Recorded information ->
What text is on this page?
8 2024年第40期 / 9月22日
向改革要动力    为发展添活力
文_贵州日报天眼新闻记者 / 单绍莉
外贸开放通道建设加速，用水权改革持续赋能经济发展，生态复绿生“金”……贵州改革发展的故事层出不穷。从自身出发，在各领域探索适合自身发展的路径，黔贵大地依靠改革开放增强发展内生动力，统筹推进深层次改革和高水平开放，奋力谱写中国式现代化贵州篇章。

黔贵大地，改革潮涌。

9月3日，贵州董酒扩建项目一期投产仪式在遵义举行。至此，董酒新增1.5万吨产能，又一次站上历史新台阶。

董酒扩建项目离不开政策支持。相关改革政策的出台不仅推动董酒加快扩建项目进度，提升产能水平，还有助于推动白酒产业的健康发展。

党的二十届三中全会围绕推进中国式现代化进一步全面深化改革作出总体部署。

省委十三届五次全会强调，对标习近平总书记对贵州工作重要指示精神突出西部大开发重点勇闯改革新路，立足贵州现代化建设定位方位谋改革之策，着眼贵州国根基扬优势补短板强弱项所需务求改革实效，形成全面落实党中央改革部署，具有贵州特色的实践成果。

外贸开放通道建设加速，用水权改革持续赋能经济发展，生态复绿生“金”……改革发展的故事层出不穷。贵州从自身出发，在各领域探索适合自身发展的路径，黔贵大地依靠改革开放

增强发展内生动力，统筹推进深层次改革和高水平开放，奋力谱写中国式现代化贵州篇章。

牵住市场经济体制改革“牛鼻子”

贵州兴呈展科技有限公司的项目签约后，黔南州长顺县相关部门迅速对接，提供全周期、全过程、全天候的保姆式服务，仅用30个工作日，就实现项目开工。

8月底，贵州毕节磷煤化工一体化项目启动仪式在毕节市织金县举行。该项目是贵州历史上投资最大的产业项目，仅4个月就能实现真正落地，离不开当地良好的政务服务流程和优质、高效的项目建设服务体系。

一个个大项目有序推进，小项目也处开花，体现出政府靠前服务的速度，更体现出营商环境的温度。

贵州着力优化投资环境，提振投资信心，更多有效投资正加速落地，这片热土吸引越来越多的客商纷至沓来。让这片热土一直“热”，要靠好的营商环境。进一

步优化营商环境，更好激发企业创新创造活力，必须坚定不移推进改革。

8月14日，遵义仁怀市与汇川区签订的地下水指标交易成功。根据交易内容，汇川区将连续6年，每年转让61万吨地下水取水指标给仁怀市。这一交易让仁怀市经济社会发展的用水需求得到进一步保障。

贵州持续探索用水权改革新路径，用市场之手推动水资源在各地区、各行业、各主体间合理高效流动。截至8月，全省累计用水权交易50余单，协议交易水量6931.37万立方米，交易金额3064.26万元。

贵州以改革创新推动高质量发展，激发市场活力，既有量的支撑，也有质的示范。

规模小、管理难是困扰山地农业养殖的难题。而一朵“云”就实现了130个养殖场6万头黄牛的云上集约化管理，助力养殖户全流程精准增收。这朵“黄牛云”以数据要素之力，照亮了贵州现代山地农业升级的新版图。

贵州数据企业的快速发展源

Problem details ->
Pick out the lines that have the word "奋力谱写中国式现代化贵州篇章". Copy them all.

Reply to the task ->
外贸开放通道建设加速，用水权改革持续赋能经济发展，生态复绿生“金”……贵州改革发展的故事层出不穷。从自身出发，在各领域探索适合自身发展的路径，黔贵大地依靠改革开放增强发展内生动力，统筹推进深层次改革和高水平开放，奋力谱写中国式现代化贵州篇章。
增强发展内生动力，统筹推进深层次改革和高水平开放，奋力谱写中国式现代化贵州篇章。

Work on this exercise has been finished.